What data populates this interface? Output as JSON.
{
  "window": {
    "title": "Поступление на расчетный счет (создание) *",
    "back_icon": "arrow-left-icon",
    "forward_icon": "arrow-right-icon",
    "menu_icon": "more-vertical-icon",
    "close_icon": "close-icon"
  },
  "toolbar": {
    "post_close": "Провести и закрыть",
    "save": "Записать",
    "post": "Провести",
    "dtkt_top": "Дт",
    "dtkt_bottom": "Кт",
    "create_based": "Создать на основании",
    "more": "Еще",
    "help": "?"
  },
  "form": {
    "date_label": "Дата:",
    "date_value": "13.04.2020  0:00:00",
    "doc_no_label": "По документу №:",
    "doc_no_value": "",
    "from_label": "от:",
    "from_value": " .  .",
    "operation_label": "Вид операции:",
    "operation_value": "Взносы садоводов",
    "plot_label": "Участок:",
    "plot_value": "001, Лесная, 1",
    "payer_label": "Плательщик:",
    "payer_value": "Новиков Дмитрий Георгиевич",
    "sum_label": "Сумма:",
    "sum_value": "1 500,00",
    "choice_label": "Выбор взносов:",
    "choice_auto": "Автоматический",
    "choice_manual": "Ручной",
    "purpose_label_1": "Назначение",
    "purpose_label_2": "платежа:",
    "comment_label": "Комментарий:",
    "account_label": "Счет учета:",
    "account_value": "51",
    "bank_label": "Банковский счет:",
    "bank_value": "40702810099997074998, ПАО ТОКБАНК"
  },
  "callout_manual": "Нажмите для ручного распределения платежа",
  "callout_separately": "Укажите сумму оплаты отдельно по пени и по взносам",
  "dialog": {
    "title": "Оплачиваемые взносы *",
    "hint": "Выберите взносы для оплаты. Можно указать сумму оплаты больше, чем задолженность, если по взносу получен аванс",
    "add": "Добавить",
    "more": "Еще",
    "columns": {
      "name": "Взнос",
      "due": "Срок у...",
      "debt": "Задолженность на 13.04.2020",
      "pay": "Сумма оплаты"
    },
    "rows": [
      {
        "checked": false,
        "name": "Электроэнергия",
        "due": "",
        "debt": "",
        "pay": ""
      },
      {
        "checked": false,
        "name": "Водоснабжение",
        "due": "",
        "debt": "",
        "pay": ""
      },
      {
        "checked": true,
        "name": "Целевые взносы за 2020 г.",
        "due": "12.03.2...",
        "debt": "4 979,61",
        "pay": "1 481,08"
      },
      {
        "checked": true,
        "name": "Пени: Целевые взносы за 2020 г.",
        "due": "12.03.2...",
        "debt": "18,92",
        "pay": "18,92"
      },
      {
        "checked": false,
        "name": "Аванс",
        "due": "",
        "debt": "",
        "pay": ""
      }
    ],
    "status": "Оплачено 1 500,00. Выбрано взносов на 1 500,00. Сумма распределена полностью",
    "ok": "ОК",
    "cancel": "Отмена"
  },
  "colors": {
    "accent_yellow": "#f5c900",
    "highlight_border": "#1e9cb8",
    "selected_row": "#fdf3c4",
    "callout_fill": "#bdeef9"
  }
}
____
Written instruction:
Copy every line exactly. Leave nothing out.

Worked solution:
What data populates this interface? Output as JSON.
{
  "window": {
    "title": "Поступление на расчетный счет (создание) *",
    "back_icon": "arrow-left-icon",
    "forward_icon": "arrow-right-icon",
    "menu_icon": "more-vertical-icon",
    "close_icon": "close-icon"
  },
  "toolbar": {
    "post_close": "Провести и закрыть",
    "save": "Записать",
    "post": "Провести",
    "dtkt_top": "Дт",
    "dtkt_bottom": "Кт",
    "create_based": "Создать на основании",
    "more": "Еще",
    "help": "?"
  },
  "form": {
    "date_label": "Дата:",
    "date_value": "13.04.2020  0:00:00",
    "doc_no_label": "По документу №:",
    "doc_no_value": "",
    "from_label": "от:",
    "from_value": " .  .",
    "operation_label": "Вид операции:",
    "operation_value": "Взносы садоводов",
    "plot_label": "Участок:",
    "plot_value": "001, Лесная, 1",
    "payer_label": "Плательщик:",
    "payer_value": "Новиков Дмитрий Георгиевич",
    "sum_label": "Сумма:",
    "sum_value": "1 500,00",
    "choice_label": "Выбор взносов:",
    "choice_auto": "Автоматический",
    "choice_manual": "Ручной",
    "purpose_label_1": "Назначение",
    "purpose_label_2": "платежа:",
    "comment_label": "Комментарий:",
    "account_label": "Счет учета:",
    "account_value": "51",
    "bank_label": "Банковский счет:",
    "bank_value": "40702810099997074998, ПАО ТОКБАНК"
  },
  "callout_manual": "Нажмите для ручного распределения платежа",
  "callout_separately": "Укажите сумму оплаты отдельно по пени и по взносам",
  "dialog": {
    "title": "Оплачиваемые взносы *",
    "hint": "Выберите взносы для оплаты. Можно указать сумму оплаты больше, чем задолженность, если по взносу получен аванс",
    "add": "Добавить",
    "more": "Еще",
    "columns": {
      "name": "Взнос",
      "due": "Срок у...",
      "debt": "Задолженность на 13.04.2020",
      "pay": "Сумма оплаты"
    },
    "rows": [
      {
        "checked": false,
        "name": "Электроэнергия",
        "due": "",
        "debt": "",
        "pay": ""
      },
      {
        "checked": false,
        "name": "Водоснабжение",
        "due": "",
        "debt": "",
        "pay": ""
      },
      {
        "checked": true,
        "name": "Целевые взносы за 2020 г.",
        "due": "12.03.2...",
        "debt": "4 979,61",
        "pay": "1 481,08"
      },
      {
        "checked": true,
        "name": "Пени: Целевые взносы за 2020 г.",
        "due": "12.03.2...",
        "debt": "18,92",
        "pay": "18,92"
      },
      {
        "checked": false,
        "name": "Аванс",
        "due": "",
        "debt": "",
        "pay": ""
      }
    ],
    "status": "Оплачено 1 500,00. Выбрано взносов на 1 500,00. Сумма распределена полностью",
    "ok": "ОК",
    "cancel": "Отмена"
  },
  "colors": {
    "accent_yellow": "#f5c900",
    "highlight_border": "#1e9cb8",
    "selected_row": "#fdf3c4",
    "callout_fill": "#bdeef9"
  }
}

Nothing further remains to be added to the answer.